Objective:
Work through the data line by line, gathering every line that has the word "name".

Material to process:

══════════

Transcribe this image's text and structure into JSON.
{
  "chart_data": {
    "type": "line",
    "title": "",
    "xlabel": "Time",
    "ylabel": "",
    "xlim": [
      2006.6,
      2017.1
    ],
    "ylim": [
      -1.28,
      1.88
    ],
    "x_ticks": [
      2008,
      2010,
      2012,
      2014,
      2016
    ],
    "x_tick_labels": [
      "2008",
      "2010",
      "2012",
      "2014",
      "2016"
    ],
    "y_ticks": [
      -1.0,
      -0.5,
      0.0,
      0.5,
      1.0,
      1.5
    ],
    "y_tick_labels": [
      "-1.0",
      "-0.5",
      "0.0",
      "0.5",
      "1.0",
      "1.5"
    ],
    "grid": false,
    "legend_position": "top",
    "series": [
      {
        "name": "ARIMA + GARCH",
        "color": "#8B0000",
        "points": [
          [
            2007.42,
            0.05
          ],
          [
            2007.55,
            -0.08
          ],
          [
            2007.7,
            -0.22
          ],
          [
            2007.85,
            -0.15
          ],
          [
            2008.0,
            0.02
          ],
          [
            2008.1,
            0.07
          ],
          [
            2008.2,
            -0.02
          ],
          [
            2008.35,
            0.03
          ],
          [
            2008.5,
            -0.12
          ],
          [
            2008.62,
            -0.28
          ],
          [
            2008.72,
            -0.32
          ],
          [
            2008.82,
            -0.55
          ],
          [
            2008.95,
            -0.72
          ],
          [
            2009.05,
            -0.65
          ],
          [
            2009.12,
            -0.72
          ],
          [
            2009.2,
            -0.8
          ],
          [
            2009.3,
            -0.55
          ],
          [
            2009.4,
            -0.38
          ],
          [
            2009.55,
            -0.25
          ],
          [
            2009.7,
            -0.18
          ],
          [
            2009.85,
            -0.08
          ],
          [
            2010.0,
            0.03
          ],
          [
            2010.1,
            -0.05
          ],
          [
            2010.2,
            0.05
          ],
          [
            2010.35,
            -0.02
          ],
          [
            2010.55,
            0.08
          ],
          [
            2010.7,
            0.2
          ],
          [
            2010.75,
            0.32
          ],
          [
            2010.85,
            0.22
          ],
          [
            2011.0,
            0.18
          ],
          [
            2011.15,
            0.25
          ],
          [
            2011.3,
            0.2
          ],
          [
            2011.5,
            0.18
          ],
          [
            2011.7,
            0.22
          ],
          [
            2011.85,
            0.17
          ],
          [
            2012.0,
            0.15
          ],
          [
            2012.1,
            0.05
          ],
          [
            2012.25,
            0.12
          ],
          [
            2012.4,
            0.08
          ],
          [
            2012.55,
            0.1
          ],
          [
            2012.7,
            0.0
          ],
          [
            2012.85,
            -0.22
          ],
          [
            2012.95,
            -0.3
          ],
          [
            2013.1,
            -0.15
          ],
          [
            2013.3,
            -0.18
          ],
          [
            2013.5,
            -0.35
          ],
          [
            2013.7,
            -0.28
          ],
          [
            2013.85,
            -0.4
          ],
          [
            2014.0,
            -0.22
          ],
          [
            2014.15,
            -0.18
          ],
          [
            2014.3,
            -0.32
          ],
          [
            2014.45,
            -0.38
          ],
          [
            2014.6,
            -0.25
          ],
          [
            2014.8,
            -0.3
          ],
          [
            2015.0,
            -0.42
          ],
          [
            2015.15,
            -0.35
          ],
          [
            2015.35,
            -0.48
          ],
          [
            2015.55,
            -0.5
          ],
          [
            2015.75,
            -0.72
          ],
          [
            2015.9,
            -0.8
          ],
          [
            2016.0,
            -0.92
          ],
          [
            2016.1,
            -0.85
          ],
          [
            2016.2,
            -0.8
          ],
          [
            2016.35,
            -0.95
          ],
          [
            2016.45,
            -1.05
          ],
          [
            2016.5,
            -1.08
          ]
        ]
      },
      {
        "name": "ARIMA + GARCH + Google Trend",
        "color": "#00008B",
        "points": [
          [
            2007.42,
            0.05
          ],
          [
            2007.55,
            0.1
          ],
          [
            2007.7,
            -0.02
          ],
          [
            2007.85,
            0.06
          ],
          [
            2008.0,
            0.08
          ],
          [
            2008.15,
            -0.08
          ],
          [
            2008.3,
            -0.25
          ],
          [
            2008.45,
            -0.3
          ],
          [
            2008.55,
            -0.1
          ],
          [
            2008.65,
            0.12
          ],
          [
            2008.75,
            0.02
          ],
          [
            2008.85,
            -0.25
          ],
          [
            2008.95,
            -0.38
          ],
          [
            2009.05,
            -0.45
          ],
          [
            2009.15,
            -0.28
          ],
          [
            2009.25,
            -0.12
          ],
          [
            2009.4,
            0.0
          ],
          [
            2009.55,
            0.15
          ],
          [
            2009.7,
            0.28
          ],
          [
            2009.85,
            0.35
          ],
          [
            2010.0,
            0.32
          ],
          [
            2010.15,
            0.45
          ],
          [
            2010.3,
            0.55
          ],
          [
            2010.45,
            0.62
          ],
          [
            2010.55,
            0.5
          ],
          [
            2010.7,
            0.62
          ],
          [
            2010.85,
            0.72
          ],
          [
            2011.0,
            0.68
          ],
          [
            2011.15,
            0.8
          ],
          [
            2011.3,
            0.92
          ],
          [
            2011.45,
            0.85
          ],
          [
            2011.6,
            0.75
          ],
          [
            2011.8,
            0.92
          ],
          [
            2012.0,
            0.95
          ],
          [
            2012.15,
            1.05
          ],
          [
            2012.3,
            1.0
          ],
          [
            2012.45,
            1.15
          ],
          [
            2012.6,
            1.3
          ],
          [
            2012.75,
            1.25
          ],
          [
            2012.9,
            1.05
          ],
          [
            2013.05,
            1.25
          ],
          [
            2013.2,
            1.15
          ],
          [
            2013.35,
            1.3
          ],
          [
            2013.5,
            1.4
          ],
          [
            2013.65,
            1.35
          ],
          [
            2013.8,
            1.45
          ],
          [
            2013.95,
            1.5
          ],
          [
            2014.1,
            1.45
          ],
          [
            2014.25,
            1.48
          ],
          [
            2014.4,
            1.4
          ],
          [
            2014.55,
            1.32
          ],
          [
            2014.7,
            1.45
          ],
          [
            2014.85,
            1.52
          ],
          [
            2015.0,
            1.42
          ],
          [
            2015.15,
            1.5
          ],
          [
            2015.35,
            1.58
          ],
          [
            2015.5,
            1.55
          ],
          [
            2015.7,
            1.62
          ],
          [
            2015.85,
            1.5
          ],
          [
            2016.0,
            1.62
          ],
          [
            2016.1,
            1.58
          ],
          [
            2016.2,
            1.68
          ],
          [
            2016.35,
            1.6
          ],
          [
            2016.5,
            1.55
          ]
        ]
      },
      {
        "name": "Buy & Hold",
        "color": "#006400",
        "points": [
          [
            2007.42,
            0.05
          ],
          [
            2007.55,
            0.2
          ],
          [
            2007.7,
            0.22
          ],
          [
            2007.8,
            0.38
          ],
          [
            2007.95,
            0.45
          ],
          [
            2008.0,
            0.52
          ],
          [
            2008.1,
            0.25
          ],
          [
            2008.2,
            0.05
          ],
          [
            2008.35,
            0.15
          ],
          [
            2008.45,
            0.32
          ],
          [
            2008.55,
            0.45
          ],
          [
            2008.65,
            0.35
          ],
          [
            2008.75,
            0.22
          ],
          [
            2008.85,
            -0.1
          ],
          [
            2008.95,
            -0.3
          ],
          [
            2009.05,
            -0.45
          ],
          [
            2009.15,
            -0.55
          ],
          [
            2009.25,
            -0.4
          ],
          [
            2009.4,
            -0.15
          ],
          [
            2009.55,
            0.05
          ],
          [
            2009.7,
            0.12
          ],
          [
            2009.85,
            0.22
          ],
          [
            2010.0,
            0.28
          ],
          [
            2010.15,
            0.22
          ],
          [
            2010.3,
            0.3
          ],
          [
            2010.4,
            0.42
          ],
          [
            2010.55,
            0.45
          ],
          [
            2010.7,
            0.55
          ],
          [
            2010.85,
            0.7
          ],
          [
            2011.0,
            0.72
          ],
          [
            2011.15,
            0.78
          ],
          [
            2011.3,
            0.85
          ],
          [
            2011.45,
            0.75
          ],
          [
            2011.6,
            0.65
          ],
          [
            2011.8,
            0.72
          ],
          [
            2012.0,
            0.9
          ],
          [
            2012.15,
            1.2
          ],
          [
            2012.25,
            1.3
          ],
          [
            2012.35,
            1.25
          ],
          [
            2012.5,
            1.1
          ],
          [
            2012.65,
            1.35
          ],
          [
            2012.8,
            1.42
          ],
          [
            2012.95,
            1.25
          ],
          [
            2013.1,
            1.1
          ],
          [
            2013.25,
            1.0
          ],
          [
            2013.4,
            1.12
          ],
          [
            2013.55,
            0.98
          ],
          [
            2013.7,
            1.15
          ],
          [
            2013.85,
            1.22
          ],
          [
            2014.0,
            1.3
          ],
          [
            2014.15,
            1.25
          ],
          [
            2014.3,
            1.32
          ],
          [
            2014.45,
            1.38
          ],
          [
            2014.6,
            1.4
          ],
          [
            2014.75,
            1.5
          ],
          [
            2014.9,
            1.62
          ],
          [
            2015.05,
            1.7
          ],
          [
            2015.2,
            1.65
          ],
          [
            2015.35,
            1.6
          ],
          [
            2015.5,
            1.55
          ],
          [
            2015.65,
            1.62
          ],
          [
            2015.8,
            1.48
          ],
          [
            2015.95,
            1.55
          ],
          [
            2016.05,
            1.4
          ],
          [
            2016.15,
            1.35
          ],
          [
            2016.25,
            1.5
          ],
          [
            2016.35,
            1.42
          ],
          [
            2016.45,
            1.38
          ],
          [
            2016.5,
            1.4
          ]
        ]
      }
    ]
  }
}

══════════

Full answer:
        "name": "ARIMA + GARCH",
        "name": "ARIMA + GARCH + Google Trend",
        "name": "Buy & Hold",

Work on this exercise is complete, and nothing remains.